EXERCISE PROMPT: Only a number is expected: how many lines in these records mention the word "Fatty"?

RAW DATA:

>>>

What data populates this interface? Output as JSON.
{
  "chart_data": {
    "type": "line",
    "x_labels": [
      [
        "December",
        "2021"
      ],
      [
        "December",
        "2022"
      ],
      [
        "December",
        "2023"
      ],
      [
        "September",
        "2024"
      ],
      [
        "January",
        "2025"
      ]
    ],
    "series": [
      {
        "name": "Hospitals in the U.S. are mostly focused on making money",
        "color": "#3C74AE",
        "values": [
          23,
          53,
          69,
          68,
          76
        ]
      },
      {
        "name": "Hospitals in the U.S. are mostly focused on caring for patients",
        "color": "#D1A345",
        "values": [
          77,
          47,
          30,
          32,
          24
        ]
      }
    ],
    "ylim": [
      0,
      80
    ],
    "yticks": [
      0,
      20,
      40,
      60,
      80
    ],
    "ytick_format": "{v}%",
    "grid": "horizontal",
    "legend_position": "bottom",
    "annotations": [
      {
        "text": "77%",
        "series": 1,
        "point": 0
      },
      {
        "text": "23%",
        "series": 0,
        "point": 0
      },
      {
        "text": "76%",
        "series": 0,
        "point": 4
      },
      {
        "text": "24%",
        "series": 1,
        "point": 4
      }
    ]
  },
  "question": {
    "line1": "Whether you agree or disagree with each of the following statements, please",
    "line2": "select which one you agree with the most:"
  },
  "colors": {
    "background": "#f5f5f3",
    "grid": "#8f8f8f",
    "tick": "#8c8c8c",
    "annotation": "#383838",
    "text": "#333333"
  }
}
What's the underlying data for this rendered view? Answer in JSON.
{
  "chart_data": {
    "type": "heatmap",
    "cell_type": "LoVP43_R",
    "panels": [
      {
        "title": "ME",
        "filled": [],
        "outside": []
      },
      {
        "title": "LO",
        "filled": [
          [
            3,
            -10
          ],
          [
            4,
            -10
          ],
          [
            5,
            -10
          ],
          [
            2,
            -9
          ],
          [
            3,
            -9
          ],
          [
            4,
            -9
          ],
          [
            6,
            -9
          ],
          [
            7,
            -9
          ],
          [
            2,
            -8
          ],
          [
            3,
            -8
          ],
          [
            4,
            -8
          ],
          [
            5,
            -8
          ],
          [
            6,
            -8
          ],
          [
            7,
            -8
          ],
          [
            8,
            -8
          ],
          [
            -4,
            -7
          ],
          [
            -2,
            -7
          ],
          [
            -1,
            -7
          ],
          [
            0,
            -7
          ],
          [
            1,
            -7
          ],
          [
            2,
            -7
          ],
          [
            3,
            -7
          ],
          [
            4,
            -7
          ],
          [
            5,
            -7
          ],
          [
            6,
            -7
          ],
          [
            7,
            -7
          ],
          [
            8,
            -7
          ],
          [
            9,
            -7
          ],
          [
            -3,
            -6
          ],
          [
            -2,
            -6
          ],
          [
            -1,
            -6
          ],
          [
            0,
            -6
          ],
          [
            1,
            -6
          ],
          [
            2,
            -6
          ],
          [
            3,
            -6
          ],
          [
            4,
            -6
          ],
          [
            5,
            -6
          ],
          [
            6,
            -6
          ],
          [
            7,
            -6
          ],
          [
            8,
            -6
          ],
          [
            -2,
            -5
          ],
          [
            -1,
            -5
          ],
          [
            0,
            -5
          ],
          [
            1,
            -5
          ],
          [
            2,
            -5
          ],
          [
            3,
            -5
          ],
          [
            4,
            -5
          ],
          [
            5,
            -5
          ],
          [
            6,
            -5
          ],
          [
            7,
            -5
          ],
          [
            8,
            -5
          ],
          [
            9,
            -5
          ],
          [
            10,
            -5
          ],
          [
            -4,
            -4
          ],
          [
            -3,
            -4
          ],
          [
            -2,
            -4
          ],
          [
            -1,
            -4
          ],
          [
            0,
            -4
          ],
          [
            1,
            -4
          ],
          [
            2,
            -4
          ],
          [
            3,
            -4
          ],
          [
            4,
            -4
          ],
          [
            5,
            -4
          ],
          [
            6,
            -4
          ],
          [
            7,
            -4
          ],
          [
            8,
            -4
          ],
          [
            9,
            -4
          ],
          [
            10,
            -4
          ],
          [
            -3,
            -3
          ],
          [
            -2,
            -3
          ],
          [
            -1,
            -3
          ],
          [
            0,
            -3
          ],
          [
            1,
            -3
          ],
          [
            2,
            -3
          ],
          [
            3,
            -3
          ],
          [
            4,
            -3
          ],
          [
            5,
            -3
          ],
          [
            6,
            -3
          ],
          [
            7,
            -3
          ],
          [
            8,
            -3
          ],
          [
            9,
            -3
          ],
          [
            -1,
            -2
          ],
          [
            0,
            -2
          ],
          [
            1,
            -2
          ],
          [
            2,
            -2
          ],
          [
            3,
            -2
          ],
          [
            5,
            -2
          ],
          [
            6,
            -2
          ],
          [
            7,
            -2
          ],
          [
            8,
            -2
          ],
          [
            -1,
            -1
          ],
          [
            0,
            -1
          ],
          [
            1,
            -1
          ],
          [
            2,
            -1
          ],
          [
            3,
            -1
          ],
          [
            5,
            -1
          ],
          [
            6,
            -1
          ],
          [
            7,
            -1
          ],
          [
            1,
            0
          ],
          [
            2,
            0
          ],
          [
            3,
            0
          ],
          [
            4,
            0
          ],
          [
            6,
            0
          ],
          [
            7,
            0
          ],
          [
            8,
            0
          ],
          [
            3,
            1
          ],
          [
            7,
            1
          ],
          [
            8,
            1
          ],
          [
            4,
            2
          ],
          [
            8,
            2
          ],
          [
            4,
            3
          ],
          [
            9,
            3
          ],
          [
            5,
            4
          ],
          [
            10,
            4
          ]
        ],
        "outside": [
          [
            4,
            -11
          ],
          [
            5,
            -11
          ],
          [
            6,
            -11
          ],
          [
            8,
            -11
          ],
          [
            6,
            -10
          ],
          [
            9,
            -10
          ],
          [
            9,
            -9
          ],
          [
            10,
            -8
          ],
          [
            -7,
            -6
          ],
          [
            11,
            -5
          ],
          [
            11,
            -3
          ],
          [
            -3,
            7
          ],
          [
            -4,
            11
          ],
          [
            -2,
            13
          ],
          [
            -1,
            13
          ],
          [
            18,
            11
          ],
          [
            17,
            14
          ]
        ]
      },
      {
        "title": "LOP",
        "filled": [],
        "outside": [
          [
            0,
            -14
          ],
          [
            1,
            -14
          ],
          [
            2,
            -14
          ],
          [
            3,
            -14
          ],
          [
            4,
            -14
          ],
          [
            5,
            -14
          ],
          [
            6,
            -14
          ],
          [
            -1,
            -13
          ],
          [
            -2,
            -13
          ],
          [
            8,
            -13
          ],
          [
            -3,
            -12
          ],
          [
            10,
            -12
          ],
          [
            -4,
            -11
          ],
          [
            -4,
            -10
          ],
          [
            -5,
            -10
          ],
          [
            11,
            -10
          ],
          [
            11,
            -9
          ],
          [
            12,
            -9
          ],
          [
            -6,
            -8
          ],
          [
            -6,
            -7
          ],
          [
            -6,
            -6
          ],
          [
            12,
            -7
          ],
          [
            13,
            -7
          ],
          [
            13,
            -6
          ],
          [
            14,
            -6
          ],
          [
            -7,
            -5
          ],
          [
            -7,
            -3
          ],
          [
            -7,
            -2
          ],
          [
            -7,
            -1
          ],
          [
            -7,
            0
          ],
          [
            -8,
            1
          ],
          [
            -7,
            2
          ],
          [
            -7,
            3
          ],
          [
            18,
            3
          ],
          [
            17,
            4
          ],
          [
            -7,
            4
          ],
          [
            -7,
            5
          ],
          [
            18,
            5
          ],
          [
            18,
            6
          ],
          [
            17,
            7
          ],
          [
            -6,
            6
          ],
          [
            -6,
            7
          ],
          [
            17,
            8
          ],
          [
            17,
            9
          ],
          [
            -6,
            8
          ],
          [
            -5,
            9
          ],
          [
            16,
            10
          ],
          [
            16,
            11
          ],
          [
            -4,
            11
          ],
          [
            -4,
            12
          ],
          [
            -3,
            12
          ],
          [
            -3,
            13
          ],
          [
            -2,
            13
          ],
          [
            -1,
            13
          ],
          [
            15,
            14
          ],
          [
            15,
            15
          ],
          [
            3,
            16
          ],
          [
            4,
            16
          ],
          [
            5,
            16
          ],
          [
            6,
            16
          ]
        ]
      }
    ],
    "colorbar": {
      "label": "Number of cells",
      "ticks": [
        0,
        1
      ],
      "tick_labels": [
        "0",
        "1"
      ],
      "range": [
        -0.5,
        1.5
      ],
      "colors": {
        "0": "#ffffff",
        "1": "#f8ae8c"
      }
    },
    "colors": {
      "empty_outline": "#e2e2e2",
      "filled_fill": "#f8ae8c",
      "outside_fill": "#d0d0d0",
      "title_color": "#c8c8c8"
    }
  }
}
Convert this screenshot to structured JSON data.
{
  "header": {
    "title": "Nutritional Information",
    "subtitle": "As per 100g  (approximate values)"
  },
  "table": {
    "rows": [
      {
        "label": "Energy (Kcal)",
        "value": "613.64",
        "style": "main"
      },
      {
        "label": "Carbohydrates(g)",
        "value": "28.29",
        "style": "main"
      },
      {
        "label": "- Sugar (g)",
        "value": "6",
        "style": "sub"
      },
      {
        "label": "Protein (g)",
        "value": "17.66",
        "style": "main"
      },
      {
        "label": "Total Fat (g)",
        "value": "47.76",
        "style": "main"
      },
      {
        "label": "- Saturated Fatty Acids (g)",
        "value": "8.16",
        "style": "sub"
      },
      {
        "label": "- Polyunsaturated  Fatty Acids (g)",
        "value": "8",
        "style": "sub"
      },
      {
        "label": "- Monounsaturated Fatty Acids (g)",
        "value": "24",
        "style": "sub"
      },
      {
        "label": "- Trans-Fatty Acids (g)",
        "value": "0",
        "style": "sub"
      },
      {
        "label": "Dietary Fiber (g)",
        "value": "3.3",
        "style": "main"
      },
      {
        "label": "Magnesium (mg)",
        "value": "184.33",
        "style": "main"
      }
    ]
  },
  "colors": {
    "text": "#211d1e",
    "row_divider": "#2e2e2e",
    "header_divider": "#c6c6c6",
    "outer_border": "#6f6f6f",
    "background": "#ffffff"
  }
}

<<<

ANSWER AREA: 4